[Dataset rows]
%%

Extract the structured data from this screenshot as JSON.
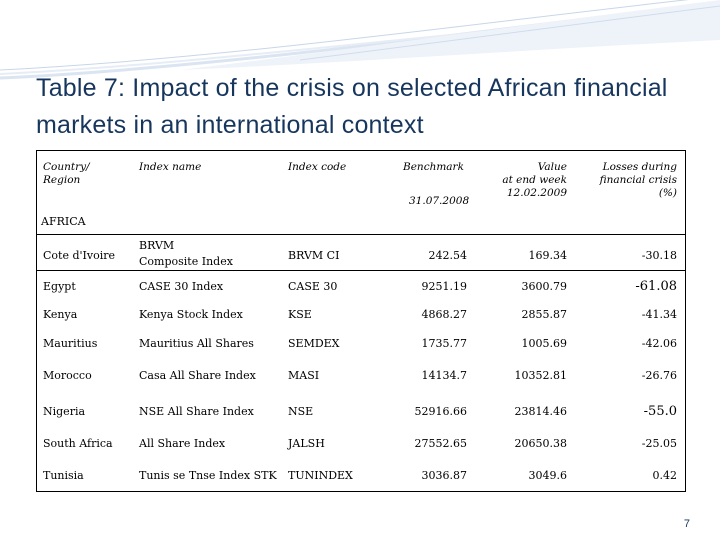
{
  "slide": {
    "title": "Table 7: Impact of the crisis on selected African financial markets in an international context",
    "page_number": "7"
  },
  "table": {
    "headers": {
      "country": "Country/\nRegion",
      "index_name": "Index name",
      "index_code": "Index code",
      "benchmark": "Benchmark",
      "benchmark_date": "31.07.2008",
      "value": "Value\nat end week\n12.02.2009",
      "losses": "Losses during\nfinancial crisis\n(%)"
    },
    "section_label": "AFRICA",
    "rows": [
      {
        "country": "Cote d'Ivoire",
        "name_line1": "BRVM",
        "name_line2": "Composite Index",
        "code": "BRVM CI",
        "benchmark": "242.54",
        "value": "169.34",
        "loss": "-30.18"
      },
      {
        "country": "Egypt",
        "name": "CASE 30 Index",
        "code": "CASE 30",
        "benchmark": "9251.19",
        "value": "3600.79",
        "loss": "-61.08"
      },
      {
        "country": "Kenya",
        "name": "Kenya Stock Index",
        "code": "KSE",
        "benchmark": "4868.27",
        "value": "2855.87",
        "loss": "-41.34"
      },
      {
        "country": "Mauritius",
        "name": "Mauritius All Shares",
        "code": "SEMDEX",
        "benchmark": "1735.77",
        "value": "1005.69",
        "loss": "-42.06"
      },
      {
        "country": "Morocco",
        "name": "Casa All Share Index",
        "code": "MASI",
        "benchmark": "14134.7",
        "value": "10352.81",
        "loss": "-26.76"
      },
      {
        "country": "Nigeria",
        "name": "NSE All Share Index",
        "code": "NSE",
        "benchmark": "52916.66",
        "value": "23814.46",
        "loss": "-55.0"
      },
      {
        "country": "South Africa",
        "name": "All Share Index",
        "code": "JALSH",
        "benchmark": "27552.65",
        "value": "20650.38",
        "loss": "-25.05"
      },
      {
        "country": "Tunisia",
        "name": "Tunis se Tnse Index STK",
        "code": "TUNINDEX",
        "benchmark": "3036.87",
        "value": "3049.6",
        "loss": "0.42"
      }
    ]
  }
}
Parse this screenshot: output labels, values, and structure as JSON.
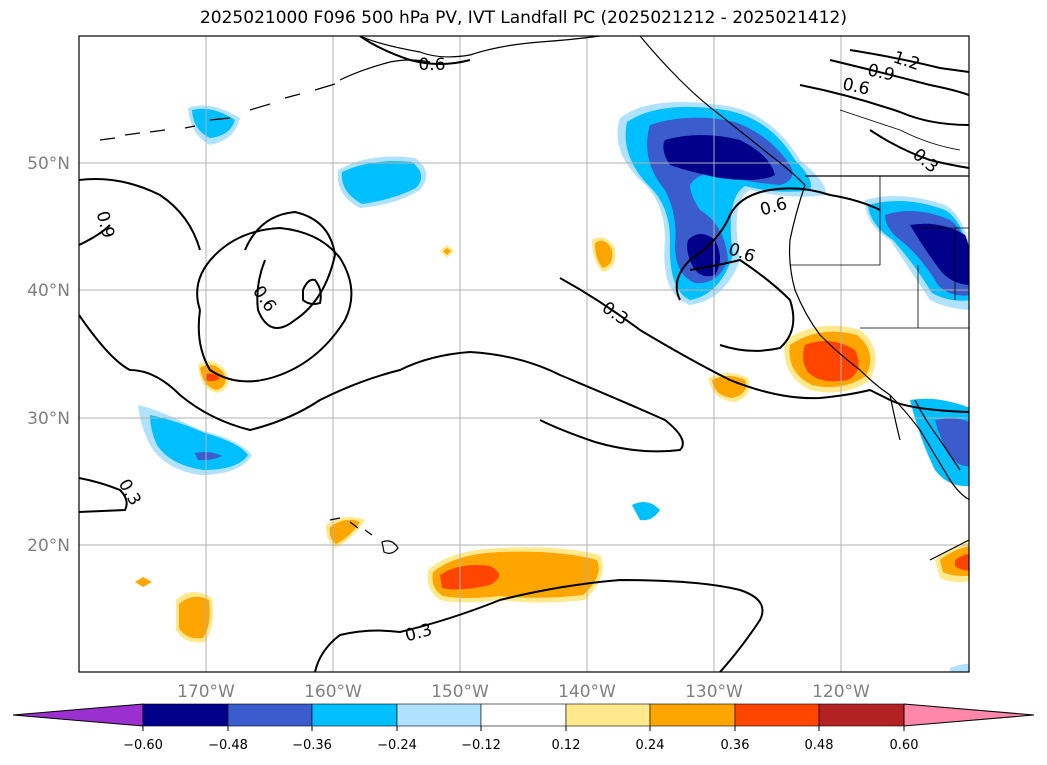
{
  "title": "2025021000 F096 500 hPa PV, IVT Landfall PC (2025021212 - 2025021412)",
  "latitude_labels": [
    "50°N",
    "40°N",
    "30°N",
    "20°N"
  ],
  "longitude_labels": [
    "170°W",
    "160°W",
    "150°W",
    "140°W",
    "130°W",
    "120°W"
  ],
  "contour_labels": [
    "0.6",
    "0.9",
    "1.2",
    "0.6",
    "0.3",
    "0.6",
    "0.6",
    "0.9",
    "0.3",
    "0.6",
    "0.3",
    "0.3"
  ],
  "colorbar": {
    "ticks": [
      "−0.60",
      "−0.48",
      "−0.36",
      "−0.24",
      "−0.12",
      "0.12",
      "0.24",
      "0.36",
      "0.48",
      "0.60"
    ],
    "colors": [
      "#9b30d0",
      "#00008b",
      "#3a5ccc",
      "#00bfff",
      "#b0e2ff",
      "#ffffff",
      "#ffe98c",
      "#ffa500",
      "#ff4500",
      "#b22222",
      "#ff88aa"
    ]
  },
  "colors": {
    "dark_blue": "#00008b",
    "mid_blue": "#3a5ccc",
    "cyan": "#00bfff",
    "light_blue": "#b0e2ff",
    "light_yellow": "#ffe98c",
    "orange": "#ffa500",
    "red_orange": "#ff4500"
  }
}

%%

GIVEN EXERCISE
Copy the material shown above in full and exactly. Skip the pictures.

RESULT OF THIS TASK
Extract the structured data from this screenshot as JSON.
{
  "slide": {
    "title": "Table 7: Impact of the crisis on selected African financial markets in an international context",
    "page_number": "7"
  },
  "table": {
    "headers": {
      "country": "Country/\nRegion",
      "index_name": "Index name",
      "index_code": "Index code",
      "benchmark": "Benchmark",
      "benchmark_date": "31.07.2008",
      "value": "Value\nat end week\n12.02.2009",
      "losses": "Losses during\nfinancial crisis\n(%)"
    },
    "section_label": "AFRICA",
    "rows": [
      {
        "country": "Cote d'Ivoire",
        "name_line1": "BRVM",
        "name_line2": "Composite Index",
        "code": "BRVM CI",
        "benchmark": "242.54",
        "value": "169.34",
        "loss": "-30.18"
      },
      {
        "country": "Egypt",
        "name": "CASE 30 Index",
        "code": "CASE 30",
        "benchmark": "9251.19",
        "value": "3600.79",
        "loss": "-61.08"
      },
      {
        "country": "Kenya",
        "name": "Kenya Stock Index",
        "code": "KSE",
        "benchmark": "4868.27",
        "value": "2855.87",
        "loss": "-41.34"
      },
      {
        "country": "Mauritius",
        "name": "Mauritius All Shares",
        "code": "SEMDEX",
        "benchmark": "1735.77",
        "value": "1005.69",
        "loss": "-42.06"
      },
      {
        "country": "Morocco",
        "name": "Casa All Share Index",
        "code": "MASI",
        "benchmark": "14134.7",
        "value": "10352.81",
        "loss": "-26.76"
      },
      {
        "country": "Nigeria",
        "name": "NSE All Share Index",
        "code": "NSE",
        "benchmark": "52916.66",
        "value": "23814.46",
        "loss": "-55.0"
      },
      {
        "country": "South Africa",
        "name": "All Share Index",
        "code": "JALSH",
        "benchmark": "27552.65",
        "value": "20650.38",
        "loss": "-25.05"
      },
      {
        "country": "Tunisia",
        "name": "Tunis se Tnse Index STK",
        "code": "TUNINDEX",
        "benchmark": "3036.87",
        "value": "3049.6",
        "loss": "0.42"
      }
    ]
  }
}
Parse this screenshot: output labels, values, and structure as JSON.
{
  "title": "2025021000 F096 500 hPa PV, IVT Landfall PC (2025021212 - 2025021412)",
  "latitude_labels": [
    "50°N",
    "40°N",
    "30°N",
    "20°N"
  ],
  "longitude_labels": [
    "170°W",
    "160°W",
    "150°W",
    "140°W",
    "130°W",
    "120°W"
  ],
  "contour_labels": [
    "0.6",
    "0.9",
    "1.2",
    "0.6",
    "0.3",
    "0.6",
    "0.6",
    "0.9",
    "0.3",
    "0.6",
    "0.3",
    "0.3"
  ],
  "colorbar": {
    "ticks": [
      "−0.60",
      "−0.48",
      "−0.36",
      "−0.24",
      "−0.12",
      "0.12",
      "0.24",
      "0.36",
      "0.48",
      "0.60"
    ],
    "colors": [
      "#9b30d0",
      "#00008b",
      "#3a5ccc",
      "#00bfff",
      "#b0e2ff",
      "#ffffff",
      "#ffe98c",
      "#ffa500",
      "#ff4500",
      "#b22222",
      "#ff88aa"
    ]
  },
  "colors": {
    "dark_blue": "#00008b",
    "mid_blue": "#3a5ccc",
    "cyan": "#00bfff",
    "light_blue": "#b0e2ff",
    "light_yellow": "#ffe98c",
    "orange": "#ffa500",
    "red_orange": "#ff4500"
  }
}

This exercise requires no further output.